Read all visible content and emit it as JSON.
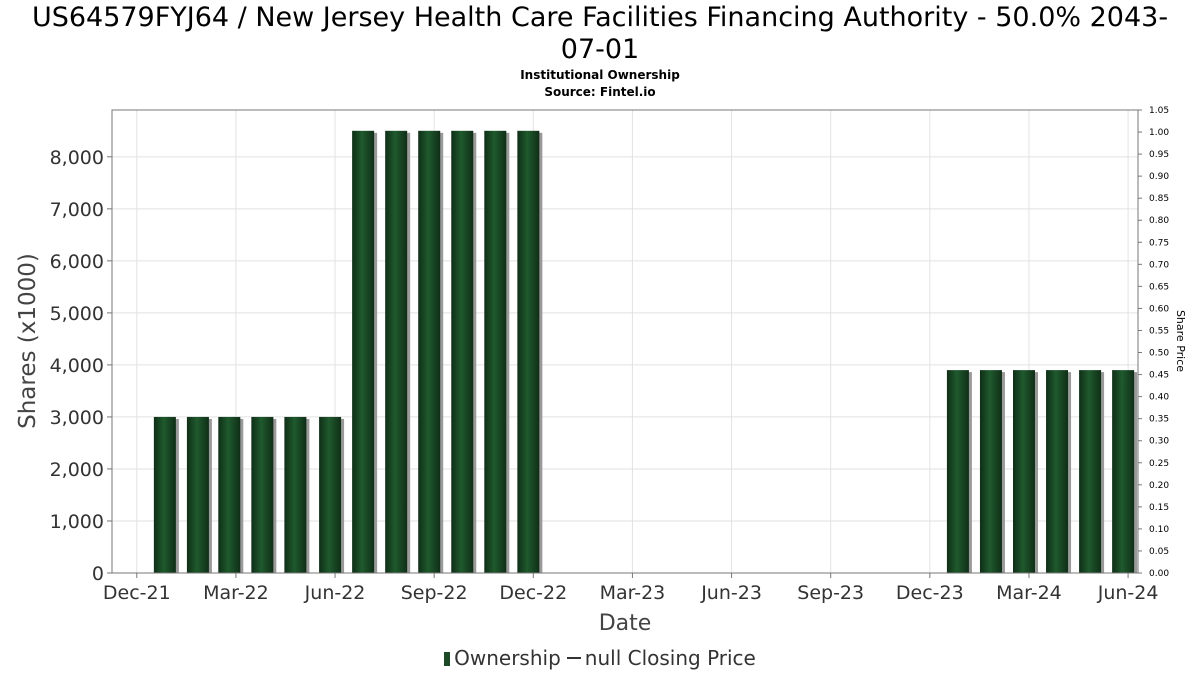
{
  "chart_data": {
    "type": "bar",
    "title_line1": "US64579FYJ64 / New Jersey Health Care Facilities Financing Authority - 50.0% 2043-",
    "title_line2": "07-01",
    "subtitle1": "Institutional Ownership",
    "subtitle2": "Source: Fintel.io",
    "xlabel": "Date",
    "ylabel": "Shares (x1000)",
    "y2label": "Share Price",
    "ylim": [
      0,
      8900
    ],
    "y2lim": [
      0,
      1.05
    ],
    "yticks": [
      0,
      1000,
      2000,
      3000,
      4000,
      5000,
      6000,
      7000,
      8000
    ],
    "yticklabels": [
      "0",
      "1,000",
      "2,000",
      "3,000",
      "4,000",
      "5,000",
      "6,000",
      "7,000",
      "8,000"
    ],
    "y2ticklabels": [
      "0.00",
      "0.05",
      "0.10",
      "0.15",
      "0.20",
      "0.25",
      "0.30",
      "0.35",
      "0.40",
      "0.45",
      "0.50",
      "0.55",
      "0.60",
      "0.65",
      "0.70",
      "0.75",
      "0.80",
      "0.85",
      "0.90",
      "0.95",
      "1.00",
      "1.05"
    ],
    "xtick_labels": [
      "Dec-21",
      "Mar-22",
      "Jun-22",
      "Sep-22",
      "Dec-22",
      "Mar-23",
      "Jun-23",
      "Sep-23",
      "Dec-23",
      "Mar-24",
      "Jun-24"
    ],
    "xlim_months": [
      -0.75,
      30.3
    ],
    "bars": [
      {
        "month": 0.85,
        "value": 3000
      },
      {
        "month": 1.85,
        "value": 3000
      },
      {
        "month": 2.8,
        "value": 3000
      },
      {
        "month": 3.8,
        "value": 3000
      },
      {
        "month": 4.8,
        "value": 3000
      },
      {
        "month": 5.85,
        "value": 3000
      },
      {
        "month": 6.85,
        "value": 8500
      },
      {
        "month": 7.85,
        "value": 8500
      },
      {
        "month": 8.85,
        "value": 8500
      },
      {
        "month": 9.85,
        "value": 8500
      },
      {
        "month": 10.85,
        "value": 8500
      },
      {
        "month": 11.85,
        "value": 8500
      },
      {
        "month": 24.85,
        "value": 3900
      },
      {
        "month": 25.85,
        "value": 3900
      },
      {
        "month": 26.85,
        "value": 3900
      },
      {
        "month": 27.85,
        "value": 3900
      },
      {
        "month": 28.85,
        "value": 3900
      },
      {
        "month": 29.85,
        "value": 3900
      }
    ],
    "series": [
      {
        "name": "Ownership",
        "color": "#1c4a26"
      },
      {
        "name": "null Closing Price",
        "color": "#333333"
      }
    ],
    "grid": true,
    "legend_position": "bottom"
  }
}
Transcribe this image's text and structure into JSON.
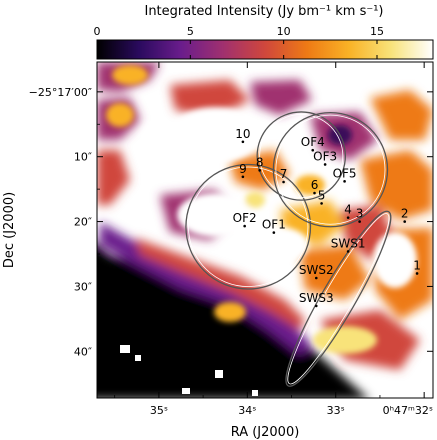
{
  "chart_data": {
    "type": "heatmap",
    "colorbar": {
      "title": "Integrated Intensity (Jy bm⁻¹ km s⁻¹)",
      "range": [
        0,
        18
      ],
      "ticks": [
        {
          "value": 0,
          "label": "0"
        },
        {
          "value": 5,
          "label": "5"
        },
        {
          "value": 10,
          "label": "10"
        },
        {
          "value": 15,
          "label": "15"
        }
      ],
      "colors": [
        "#000000",
        "#2a0a5e",
        "#6a1d8c",
        "#a0306f",
        "#d0473c",
        "#ee7a15",
        "#f9b226",
        "#f8e37a",
        "#ffffff"
      ]
    },
    "xlabel": "RA (J2000)",
    "ylabel": "Dec (J2000)",
    "x_ticks": [
      {
        "value": 35,
        "label": "35ˢ"
      },
      {
        "value": 34,
        "label": "34ˢ"
      },
      {
        "value": 33,
        "label": "33ˢ"
      },
      {
        "value": 32,
        "label": "0ʰ47ᵐ32ˢ"
      }
    ],
    "y_ticks": [
      {
        "value": 0,
        "label": "−25°17′00″"
      },
      {
        "value": 10,
        "label": "10″"
      },
      {
        "value": 20,
        "label": "20″"
      },
      {
        "value": 30,
        "label": "30″"
      },
      {
        "value": 40,
        "label": "40″"
      }
    ],
    "xlim": [
      35.7,
      31.9
    ],
    "ylim": [
      -4.6,
      47.2
    ],
    "sources": [
      {
        "label": "10",
        "ra": 34.05,
        "dec": 7.7
      },
      {
        "label": "9",
        "ra": 34.05,
        "dec": 13.1
      },
      {
        "label": "8",
        "ra": 33.86,
        "dec": 12.1
      },
      {
        "label": "7",
        "ra": 33.59,
        "dec": 13.9
      },
      {
        "label": "6",
        "ra": 33.24,
        "dec": 15.6
      },
      {
        "label": "5",
        "ra": 33.16,
        "dec": 17.2
      },
      {
        "label": "4",
        "ra": 32.86,
        "dec": 19.4
      },
      {
        "label": "3",
        "ra": 32.73,
        "dec": 20.0
      },
      {
        "label": "2",
        "ra": 32.22,
        "dec": 20.0
      },
      {
        "label": "1",
        "ra": 32.08,
        "dec": 28.0
      },
      {
        "label": "OF4",
        "ra": 33.26,
        "dec": 9.0
      },
      {
        "label": "OF3",
        "ra": 33.12,
        "dec": 11.2
      },
      {
        "label": "OF5",
        "ra": 32.9,
        "dec": 13.8
      },
      {
        "label": "OF2",
        "ra": 34.03,
        "dec": 20.7
      },
      {
        "label": "OF1",
        "ra": 33.7,
        "dec": 21.7
      },
      {
        "label": "SWS1",
        "ra": 32.86,
        "dec": 24.6
      },
      {
        "label": "SWS2",
        "ra": 33.22,
        "dec": 28.7
      },
      {
        "label": "SWS3",
        "ra": 33.22,
        "dec": 33.0
      }
    ],
    "beams": [
      {
        "shape": "circle",
        "ra": 33.99,
        "dec": 20.8,
        "radius_arcsec": 9.6
      },
      {
        "shape": "circle",
        "ra": 33.39,
        "dec": 9.9,
        "radius_arcsec": 6.8
      },
      {
        "shape": "circle",
        "ra": 33.06,
        "dec": 12.0,
        "radius_arcsec": 8.8
      },
      {
        "shape": "ellipse",
        "ra": 32.97,
        "dec": 31.9,
        "semi_major_arcsec": 15.5,
        "semi_minor_arcsec": 2.6,
        "position_angle_deg": 30
      }
    ],
    "grid": false,
    "legend": "none"
  }
}
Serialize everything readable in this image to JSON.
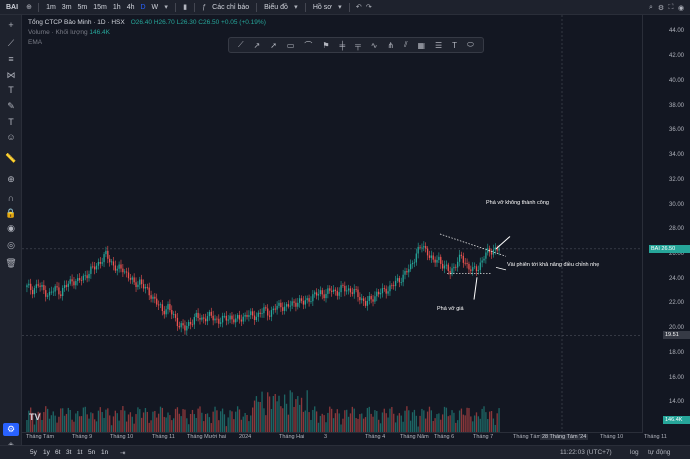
{
  "topbar": {
    "symbol": "BAI",
    "intervals": [
      "1m",
      "3m",
      "5m",
      "15m",
      "1h",
      "4h",
      "D",
      "W"
    ],
    "active_interval": "D",
    "indicators_label": "Các chỉ báo",
    "chart_label": "Biểu đồ",
    "profile_label": "Hồ sơ"
  },
  "legend": {
    "title": "Tổng CTCP Bảo Minh · 1D · HSX",
    "ohlc": "O26.40 H26.70 L26.30 C26.50 +0.05 (+0.19%)",
    "volume_label": "Volume · Khối lượng",
    "volume_value": "146.4K",
    "ema_label": "EMA"
  },
  "yaxis": {
    "ticks": [
      "44.00",
      "42.00",
      "40.00",
      "38.00",
      "36.00",
      "34.00",
      "32.00",
      "30.00",
      "28.00",
      "26.00",
      "24.00",
      "22.00",
      "20.00",
      "18.00",
      "16.00",
      "14.00"
    ],
    "price_badge": {
      "symbol": "BAI",
      "value": "26.50"
    },
    "low_badge": "19.51",
    "vol_badge": "146.4K"
  },
  "xaxis": {
    "ticks": [
      "Tháng Tám",
      "Tháng 9",
      "Tháng 10",
      "Tháng 11",
      "Tháng Mười hai",
      "2024",
      "Tháng Hai",
      "3",
      "Tháng 4",
      "Tháng Năm",
      "Tháng 6",
      "Tháng 7",
      "Tháng Tám",
      "Tháng 10",
      "Tháng 11"
    ],
    "date_badge": "28 Tháng Tám '24",
    "time": "11:22:03 (UTC+7)",
    "log": "log",
    "auto": "tự động"
  },
  "ranges": [
    "5y",
    "1y",
    "6t",
    "3t",
    "1t",
    "5n",
    "1n"
  ],
  "annotations": {
    "breakout_fail": "Phá vỡ không thành công",
    "correction": "Vài phiên tới khả năng điều chỉnh nhẹ",
    "breakdown": "Phá vỡ giá"
  },
  "colors": {
    "up": "#26a69a",
    "down": "#ef5350",
    "bg": "#131722",
    "accent": "#2962ff"
  },
  "chart_data": {
    "type": "candlestick",
    "y_range": [
      12.5,
      45
    ],
    "close_series": [
      23.4,
      23.2,
      23.6,
      23.1,
      22.8,
      23.3,
      23.0,
      23.5,
      24.0,
      23.8,
      24.2,
      24.6,
      25.0,
      25.5,
      26.0,
      25.4,
      24.8,
      24.9,
      24.3,
      23.6,
      23.9,
      23.2,
      22.8,
      22.1,
      21.5,
      21.8,
      21.0,
      20.4,
      20.0,
      20.6,
      21.0,
      20.8,
      21.1,
      20.9,
      20.7,
      20.8,
      21.0,
      20.7,
      20.9,
      21.2,
      21.0,
      21.2,
      21.5,
      21.3,
      21.7,
      21.9,
      21.8,
      22.0,
      22.3,
      22.1,
      22.5,
      22.7,
      23.0,
      22.8,
      23.2,
      23.0,
      23.3,
      23.2,
      23.0,
      22.6,
      22.1,
      22.4,
      22.9,
      23.0,
      23.3,
      23.6,
      24.0,
      24.5,
      25.0,
      26.2,
      26.7,
      26.3,
      25.4,
      25.7,
      25.0,
      24.6,
      25.3,
      25.8,
      25.2,
      24.7,
      25.0,
      25.9,
      26.3,
      26.5
    ],
    "price_last": 26.5,
    "volume_max_label": "146.4K"
  }
}
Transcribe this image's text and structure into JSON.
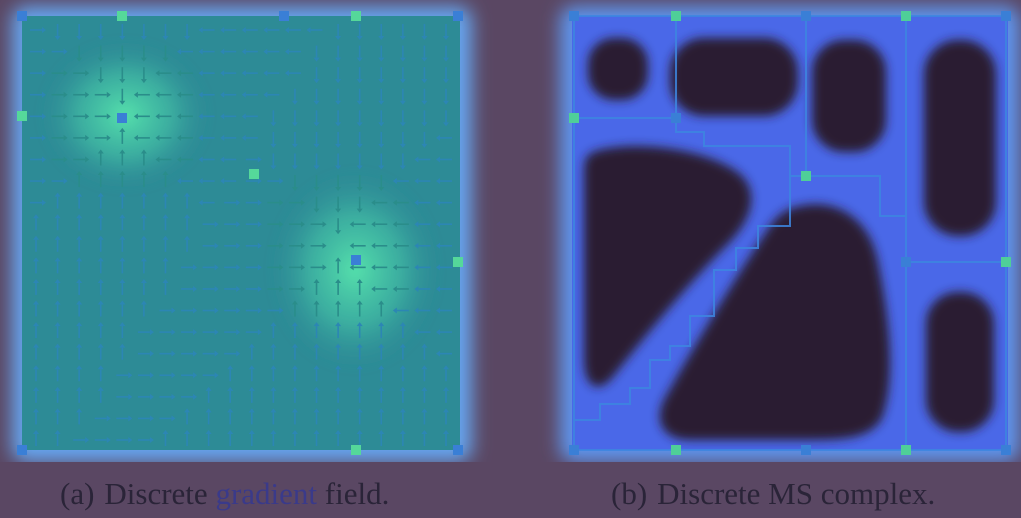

——

▶ _What is required_:
Give only the number of lines in the preceding material that contain the string "JSON".

▶ _Result_:
4